====== Listed records ======

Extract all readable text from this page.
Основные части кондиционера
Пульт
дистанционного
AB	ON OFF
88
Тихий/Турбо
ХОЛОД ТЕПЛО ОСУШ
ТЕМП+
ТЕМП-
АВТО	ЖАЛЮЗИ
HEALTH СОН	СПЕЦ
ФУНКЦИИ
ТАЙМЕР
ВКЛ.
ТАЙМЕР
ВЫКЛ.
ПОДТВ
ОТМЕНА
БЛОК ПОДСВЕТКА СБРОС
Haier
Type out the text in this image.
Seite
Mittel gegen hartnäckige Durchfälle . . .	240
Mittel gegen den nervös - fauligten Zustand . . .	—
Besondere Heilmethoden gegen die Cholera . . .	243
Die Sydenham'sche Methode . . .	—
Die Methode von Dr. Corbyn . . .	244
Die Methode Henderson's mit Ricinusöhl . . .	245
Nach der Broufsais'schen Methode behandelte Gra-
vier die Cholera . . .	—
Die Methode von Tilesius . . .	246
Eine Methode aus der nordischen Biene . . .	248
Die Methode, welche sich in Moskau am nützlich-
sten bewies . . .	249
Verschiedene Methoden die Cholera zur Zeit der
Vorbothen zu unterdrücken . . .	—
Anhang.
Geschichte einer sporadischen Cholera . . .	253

======

#### Set task
Pick out every line holding the string "Cholera" and return it.

#### Answer to the exercise
Besondere Heilmethoden gegen die Cholera . . .	243
vier die Cholera . . .	—
Verschiedene Methoden die Cholera zur Zeit der
Geschichte einer sporadischen Cholera . . .	253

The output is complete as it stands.